--- EXERCISE INPUT ---

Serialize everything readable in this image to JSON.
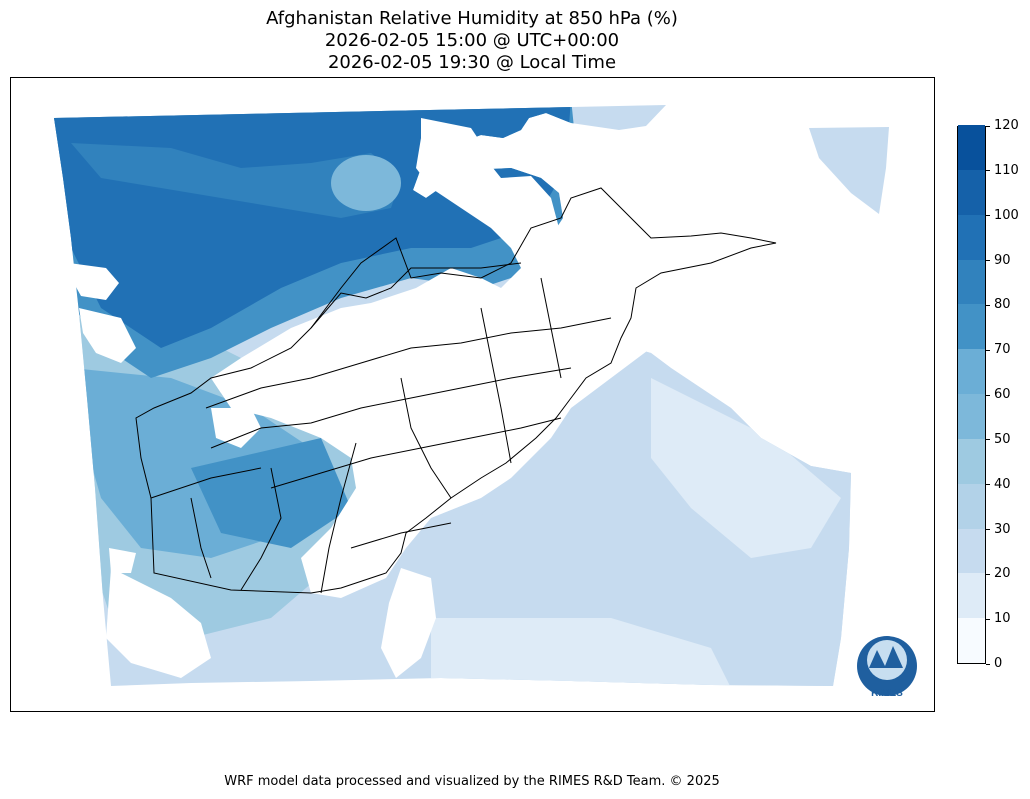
{
  "title": {
    "line1": "Afghanistan Relative Humidity at 850 hPa (%)",
    "line2": "2026-02-05 15:00 @ UTC+00:00",
    "line3": "2026-02-05 19:30 @ Local Time"
  },
  "colorbar": {
    "levels": [
      0,
      10,
      20,
      30,
      40,
      50,
      60,
      70,
      80,
      90,
      100,
      110,
      120
    ],
    "labels": [
      "0",
      "10",
      "20",
      "30",
      "40",
      "50",
      "60",
      "70",
      "80",
      "90",
      "100",
      "110",
      "120"
    ],
    "colors": [
      "#f7fbff",
      "#deebf7",
      "#c6dbef",
      "#b2d2e8",
      "#9ecae1",
      "#7db8da",
      "#6baed6",
      "#4292c6",
      "#3182bd",
      "#2171b5",
      "#1561a9",
      "#08519c",
      "#08306b"
    ]
  },
  "map": {
    "variable": "Relative Humidity at 850 hPa",
    "unit": "%",
    "style": {
      "boundary_color": "#000000",
      "missing_color": "#ffffff"
    }
  },
  "logo": {
    "text": "RIMES",
    "ring_text": "Regional Integrated Multi-Hazard Early Warning System"
  },
  "footer": {
    "credit": "WRF model data processed and visualized by the RIMES R&D Team. © 2025"
  }
}
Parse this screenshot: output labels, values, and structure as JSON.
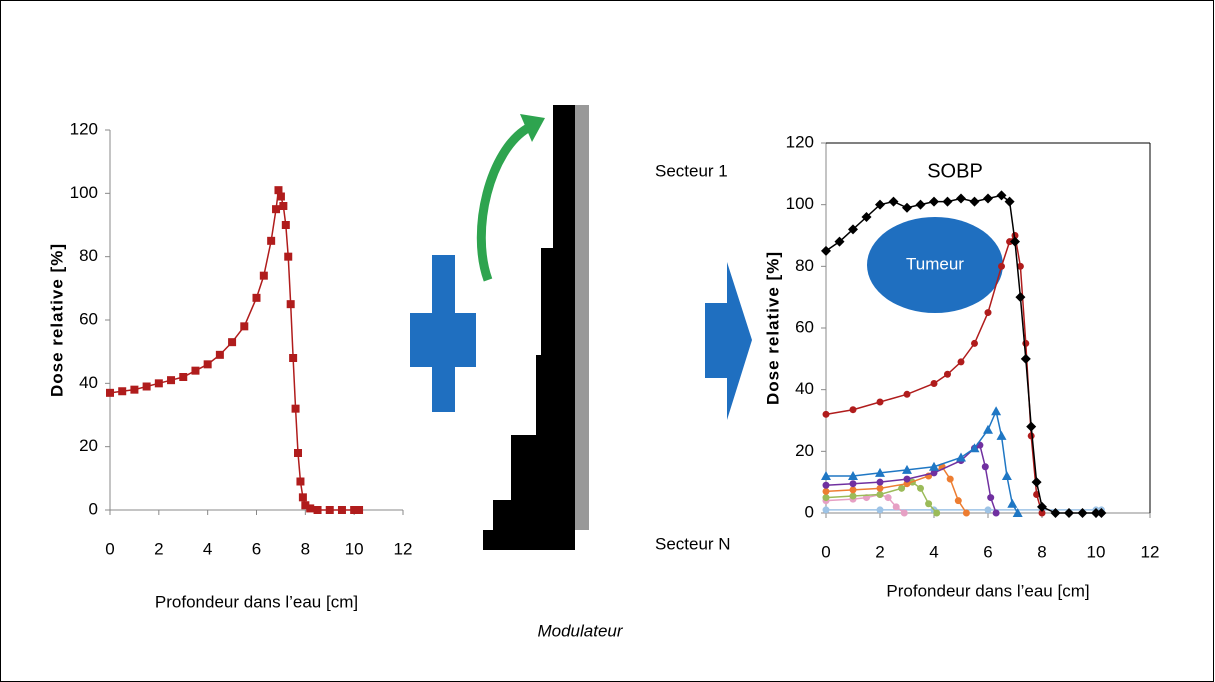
{
  "chart_data": [
    {
      "type": "line",
      "y_label": "Dose relative [%]",
      "x_label": "Profondeur dans l’eau [cm]",
      "xlim": [
        0,
        12
      ],
      "xticks": [
        0,
        2,
        4,
        6,
        8,
        10,
        12
      ],
      "ylim": [
        0,
        120
      ],
      "yticks": [
        0,
        20,
        40,
        60,
        80,
        100,
        120
      ],
      "box": false,
      "series": [
        {
          "color": "#b01c1c",
          "marker": "square",
          "x": [
            0,
            0.5,
            1,
            1.5,
            2,
            2.5,
            3,
            3.5,
            4,
            4.5,
            5,
            5.5,
            6,
            6.3,
            6.6,
            6.8,
            6.9,
            7.0,
            7.1,
            7.2,
            7.3,
            7.4,
            7.5,
            7.6,
            7.7,
            7.8,
            7.9,
            8.0,
            8.2,
            8.5,
            9,
            9.5,
            10,
            10.2
          ],
          "values": [
            37,
            37.5,
            38,
            39,
            40,
            41,
            42,
            44,
            46,
            49,
            53,
            58,
            67,
            74,
            85,
            95,
            101,
            99,
            96,
            90,
            80,
            65,
            48,
            32,
            18,
            9,
            4,
            1.5,
            0.5,
            0,
            0,
            0,
            0,
            0
          ]
        }
      ]
    },
    {
      "type": "line",
      "y_label": "Dose relative [%]",
      "x_label": "Profondeur dans l’eau [cm]",
      "xlim": [
        0,
        12
      ],
      "xticks": [
        0,
        2,
        4,
        6,
        8,
        10,
        12
      ],
      "ylim": [
        0,
        120
      ],
      "yticks": [
        0,
        20,
        40,
        60,
        80,
        100,
        120
      ],
      "box": true,
      "annotations": [
        "SOBP",
        "Tumeur"
      ],
      "series": [
        {
          "color": "#9dc3e6",
          "marker": "circle",
          "x": [
            0,
            2,
            4,
            6,
            8,
            10,
            10.2
          ],
          "values": [
            1,
            1,
            1,
            1,
            1,
            1,
            1
          ]
        },
        {
          "color": "#e6a0c4",
          "marker": "circle",
          "x": [
            0,
            1,
            1.5,
            2,
            2.3,
            2.6,
            2.9
          ],
          "values": [
            4,
            4.5,
            5,
            6,
            5,
            2,
            0
          ]
        },
        {
          "color": "#9bbb59",
          "marker": "circle",
          "x": [
            0,
            1,
            2,
            2.8,
            3.2,
            3.5,
            3.8,
            4.1
          ],
          "values": [
            5,
            5.5,
            6,
            8,
            10,
            8,
            3,
            0
          ]
        },
        {
          "color": "#ed7d31",
          "marker": "circle",
          "x": [
            0,
            1,
            2,
            3,
            3.8,
            4.3,
            4.6,
            4.9,
            5.2
          ],
          "values": [
            7,
            7.5,
            8,
            9.5,
            12,
            15,
            11,
            4,
            0
          ]
        },
        {
          "color": "#7030a0",
          "marker": "circle",
          "x": [
            0,
            1,
            2,
            3,
            4,
            5,
            5.5,
            5.7,
            5.9,
            6.1,
            6.3
          ],
          "values": [
            9,
            9.5,
            10,
            11,
            13,
            17,
            21,
            22,
            15,
            5,
            0
          ]
        },
        {
          "color": "#1f77c4",
          "marker": "triangle",
          "x": [
            0,
            1,
            2,
            3,
            4,
            5,
            5.5,
            6,
            6.3,
            6.5,
            6.7,
            6.9,
            7.1
          ],
          "values": [
            12,
            12,
            13,
            14,
            15,
            18,
            21,
            27,
            33,
            25,
            12,
            3,
            0
          ]
        },
        {
          "color": "#b01c1c",
          "marker": "circle",
          "x": [
            0,
            1,
            2,
            3,
            4,
            4.5,
            5,
            5.5,
            6,
            6.5,
            6.8,
            7.0,
            7.2,
            7.4,
            7.6,
            7.8,
            8.0
          ],
          "values": [
            32,
            33.5,
            36,
            38.5,
            42,
            45,
            49,
            55,
            65,
            80,
            88,
            90,
            80,
            55,
            25,
            6,
            0
          ]
        },
        {
          "color": "#000000",
          "marker": "diamond",
          "x": [
            0,
            0.5,
            1,
            1.5,
            2,
            2.5,
            3,
            3.5,
            4,
            4.5,
            5,
            5.5,
            6,
            6.5,
            6.8,
            7.0,
            7.2,
            7.4,
            7.6,
            7.8,
            8.0,
            8.5,
            9,
            9.5,
            10,
            10.2
          ],
          "values": [
            85,
            88,
            92,
            96,
            100,
            101,
            99,
            100,
            101,
            101,
            102,
            101,
            102,
            103,
            101,
            88,
            70,
            50,
            28,
            10,
            2,
            0,
            0,
            0,
            0,
            0
          ]
        }
      ]
    }
  ],
  "modulator": {
    "top_label": "Secteur 1",
    "bottom_label": "Secteur N",
    "caption": "Modulateur"
  }
}
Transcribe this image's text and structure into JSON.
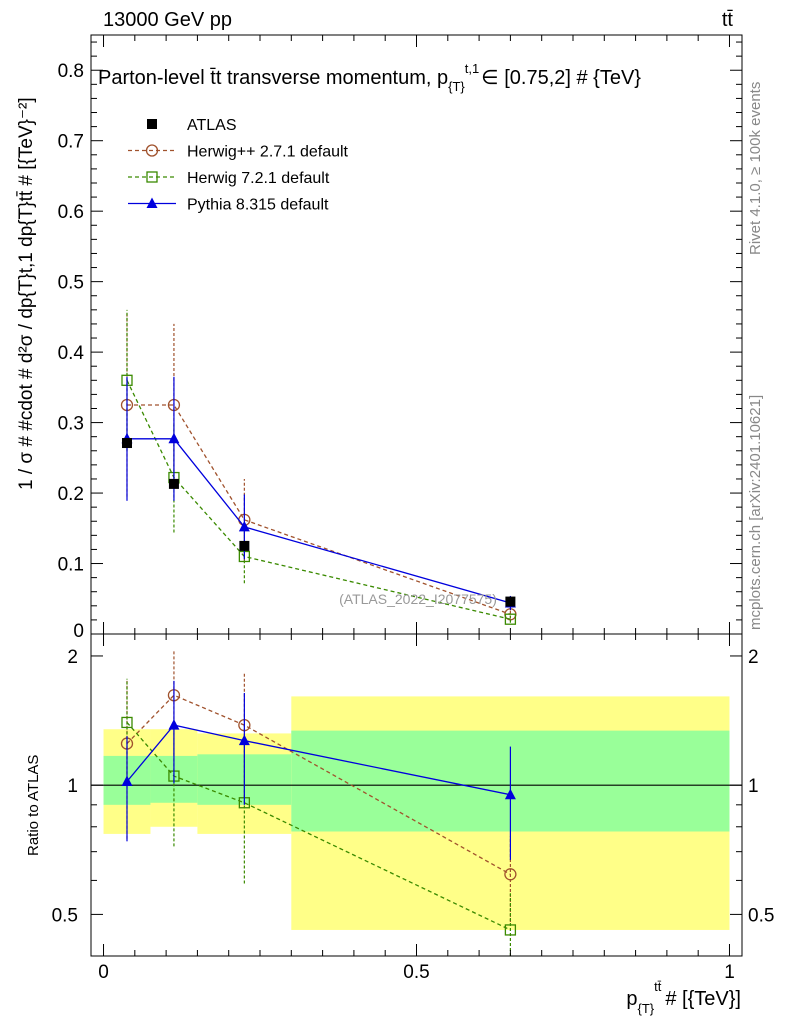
{
  "header": {
    "energy_label": "13000 GeV pp",
    "process_label": "tt̄",
    "side_rivet": "Rivet 4.1.0, ≥ 100k events",
    "side_mcplots": "mcplots.cern.ch [arXiv:2401.10621]"
  },
  "chart_data": {
    "type": "scatter",
    "title": "Parton-level t̄t transverse momentum, p_{T}^{t,1} ∈ [0.75,2] # {TeV}",
    "title_parts": {
      "main": "Parton-level t̄t transverse momentum, p",
      "sub": "{T}",
      "sup": "t,1",
      "tail": "∈ [0.75,2] # {TeV}"
    },
    "watermark": "(ATLAS_2022_I2077575)",
    "xlabel": "p_{T}^{tt̄} # [{TeV}]",
    "xlabel_parts": {
      "main": "p",
      "sub": "{T}",
      "sup": "tt̄",
      "tail": "# [{TeV}]"
    },
    "ylabel": "1 / σ # #cdot # d²σ / dp_{T}^{t,1} dp_{T}^{tt̄} # [{TeV}⁻²]",
    "ylabel_text": "1 / σ # #cdot # d²σ / dp{T}t,1 dp{T}tt̄ # [{TeV}⁻²]",
    "ratio_ylabel": "Ratio to ATLAS",
    "xlim": [
      -0.02,
      1.02
    ],
    "ylim": [
      0,
      0.85
    ],
    "ratio_ylim": [
      0.4,
      2.25
    ],
    "x_ticks": [
      0,
      0.5,
      1
    ],
    "x_tick_labels": [
      "0",
      "0.5",
      "1"
    ],
    "y_ticks": [
      0.1,
      0.2,
      0.3,
      0.4,
      0.5,
      0.6,
      0.7,
      0.8
    ],
    "y_tick_labels": [
      "0.1",
      "0.2",
      "0.3",
      "0.4",
      "0.5",
      "0.6",
      "0.7",
      "0.8"
    ],
    "y_zero_label": "0",
    "ratio_y_ticks": [
      0.5,
      1,
      2
    ],
    "ratio_y_tick_labels": [
      "0.5",
      "1",
      "2"
    ],
    "bins": [
      [
        0,
        0.075
      ],
      [
        0.075,
        0.15
      ],
      [
        0.15,
        0.3
      ],
      [
        0.3,
        1.0
      ]
    ],
    "data": {
      "name": "ATLAS",
      "x": [
        0.0375,
        0.1125,
        0.225,
        0.65
      ],
      "y": [
        0.271,
        0.213,
        0.125,
        0.046
      ],
      "band_stat": [
        [
          0.9,
          1.17
        ],
        [
          0.91,
          1.17
        ],
        [
          0.9,
          1.18
        ],
        [
          0.78,
          1.34
        ]
      ],
      "band_total": [
        [
          0.77,
          1.35
        ],
        [
          0.8,
          1.35
        ],
        [
          0.77,
          1.32
        ],
        [
          0.46,
          1.61
        ]
      ]
    },
    "series": [
      {
        "name": "Herwig++ 2.7.1 default",
        "color": "#a0522d",
        "marker": "circle",
        "dashed": true,
        "x": [
          0.0375,
          0.1125,
          0.225,
          0.65
        ],
        "y": [
          0.325,
          0.325,
          0.162,
          0.028
        ],
        "yerr": [
          0.13,
          0.115,
          0.058,
          0.006
        ],
        "ratio": [
          1.25,
          1.62,
          1.38,
          0.62
        ],
        "ratio_err": [
          0.5,
          0.44,
          0.44,
          0.14
        ]
      },
      {
        "name": "Herwig 7.2.1 default",
        "color": "#3a8a00",
        "marker": "square",
        "dashed": true,
        "x": [
          0.0375,
          0.1125,
          0.225,
          0.65
        ],
        "y": [
          0.36,
          0.222,
          0.11,
          0.021
        ],
        "yerr": [
          0.1,
          0.078,
          0.038,
          0.005
        ],
        "ratio": [
          1.4,
          1.05,
          0.91,
          0.46
        ],
        "ratio_err": [
          0.37,
          0.33,
          0.32,
          0.1
        ]
      },
      {
        "name": "Pythia 8.315 default",
        "color": "#0000dd",
        "marker": "triangle",
        "dashed": false,
        "x": [
          0.0375,
          0.1125,
          0.225,
          0.65
        ],
        "y": [
          0.277,
          0.277,
          0.152,
          0.044
        ],
        "yerr": [
          0.088,
          0.088,
          0.046,
          0.01
        ],
        "ratio": [
          1.02,
          1.38,
          1.27,
          0.95
        ],
        "ratio_err": [
          0.28,
          0.37,
          0.37,
          0.28
        ]
      }
    ],
    "series_x_offsets": [
      0,
      0,
      0
    ]
  }
}
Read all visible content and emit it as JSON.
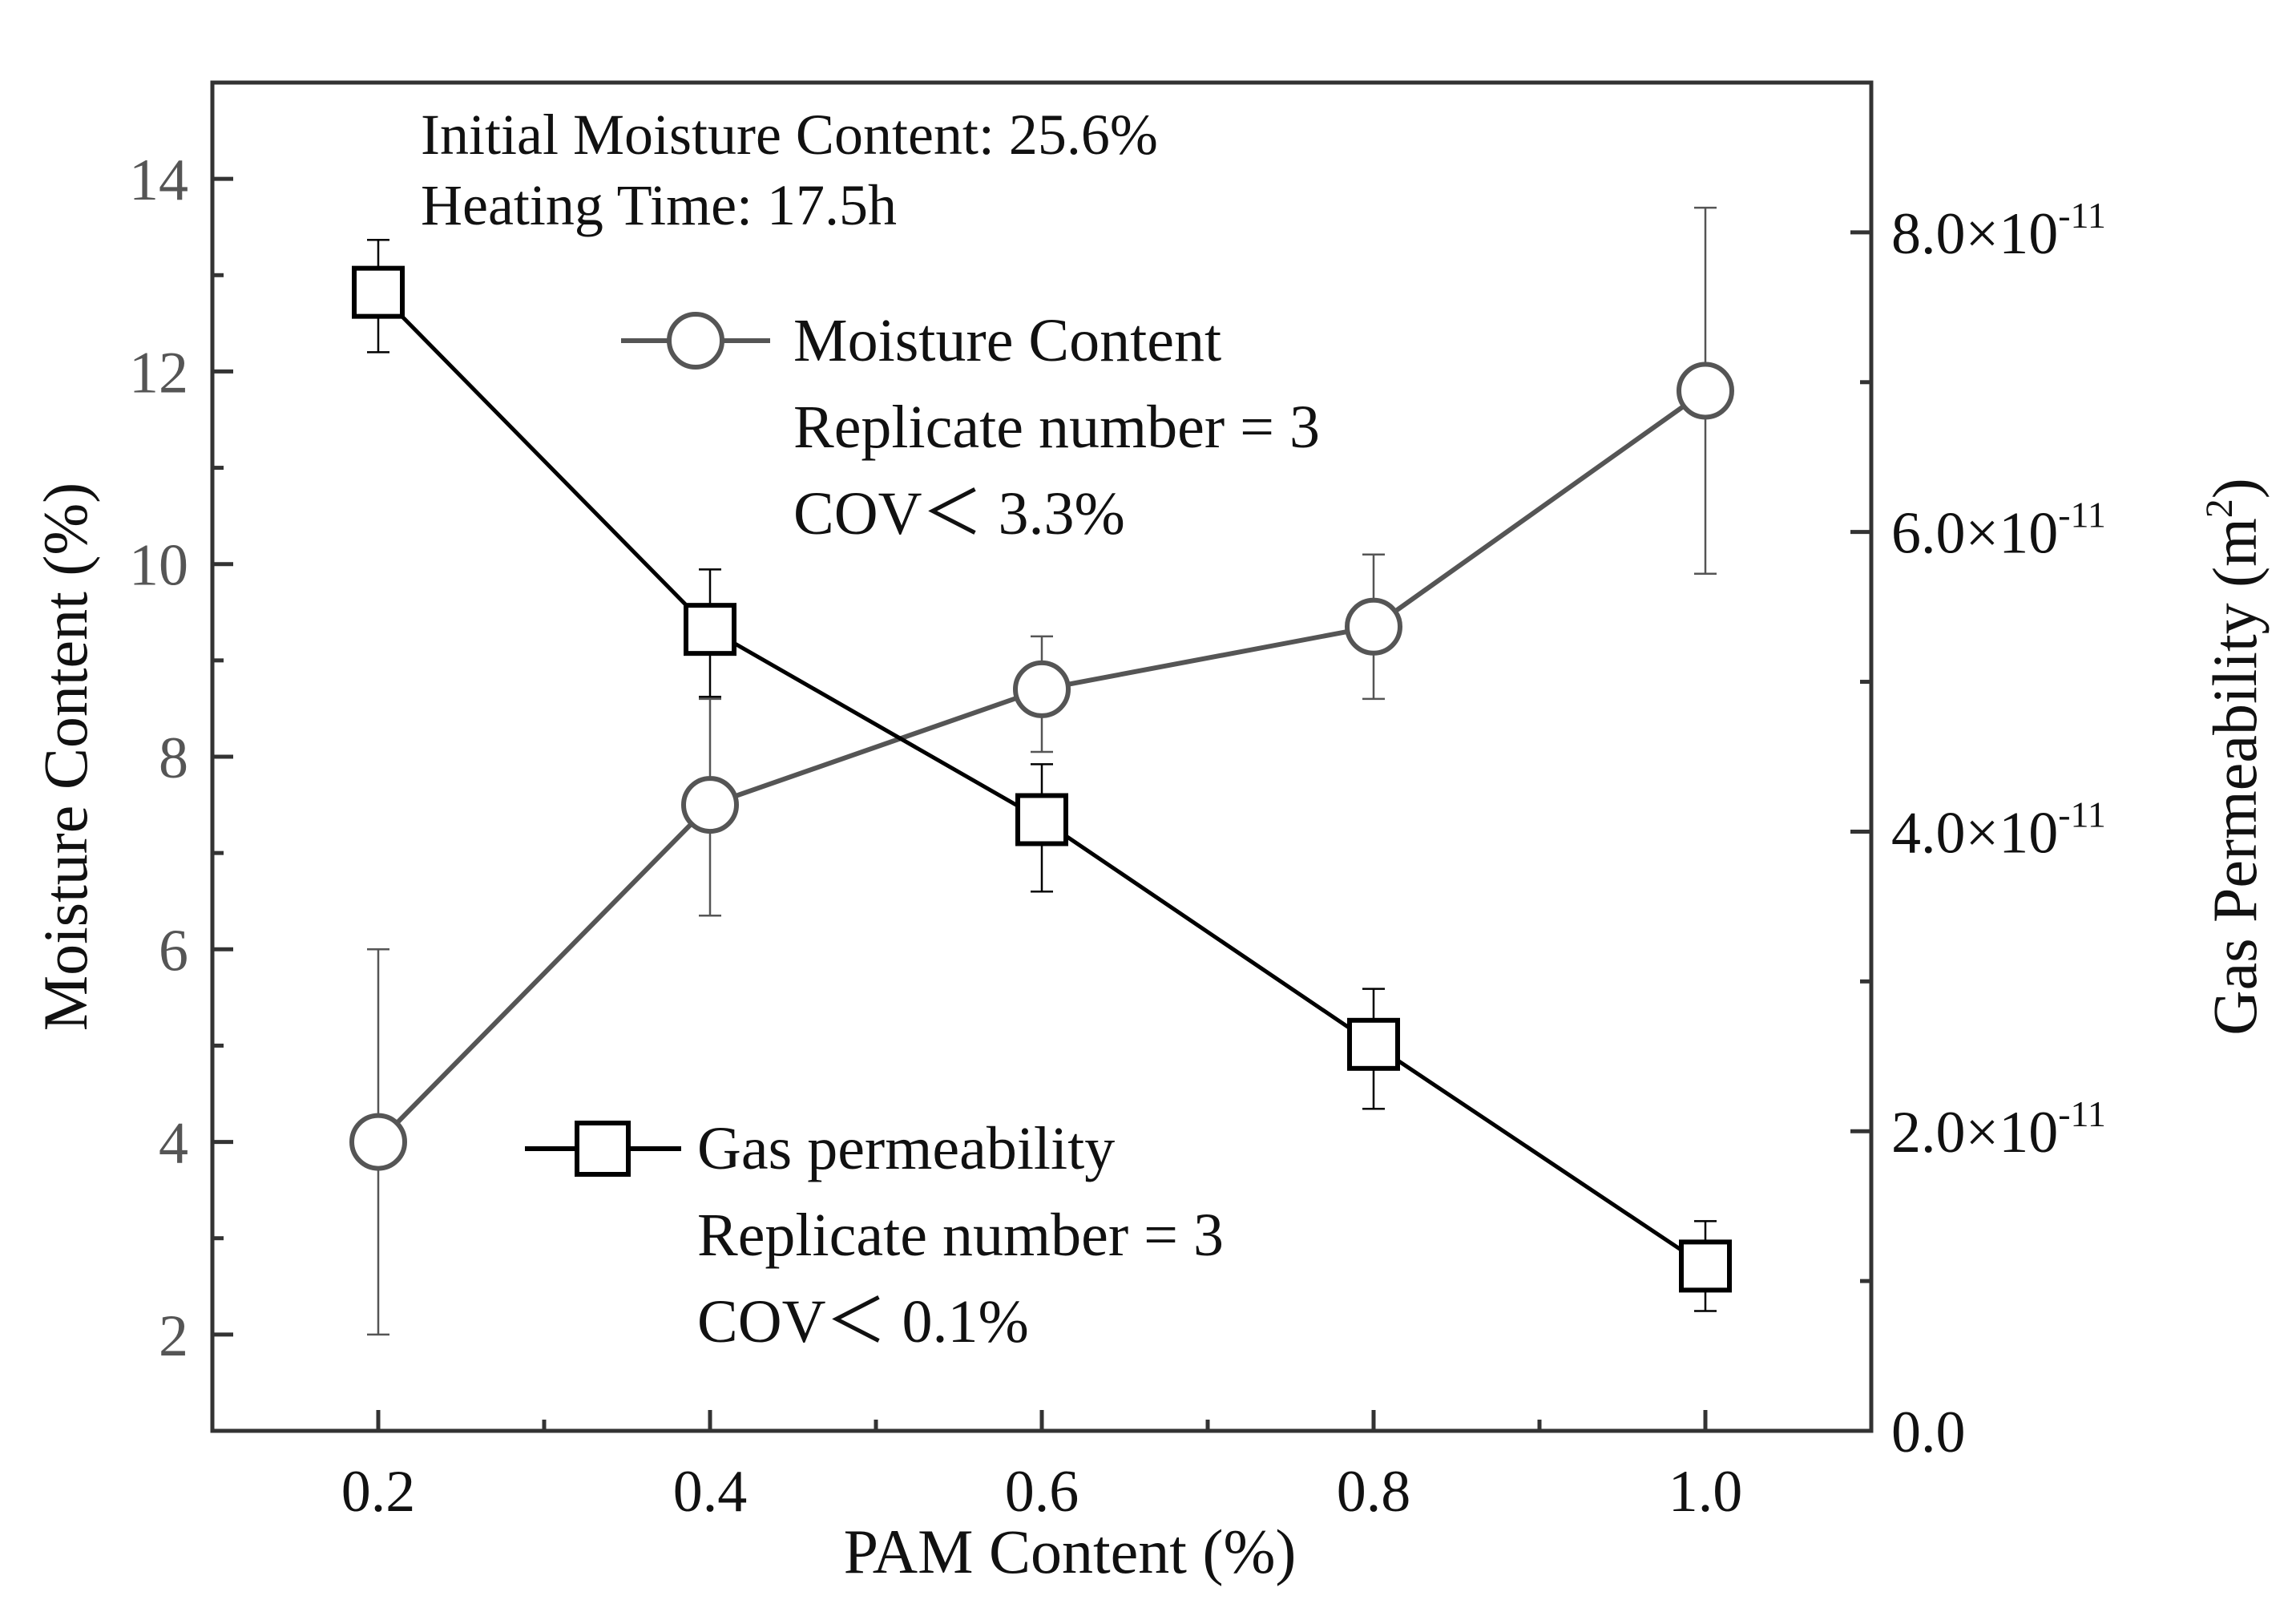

---

▶ **TASK REQUIREMENTS**
Wherever "JSON" shows up in a line, copy that line.

▶ **FINAL RESULT**
Serialize everything readable in this image to JSON.
Parse this screenshot: output labels, values, and structure as JSON.
Transcribe this image's text and structure into JSON.
Read all visible content and emit it as JSON.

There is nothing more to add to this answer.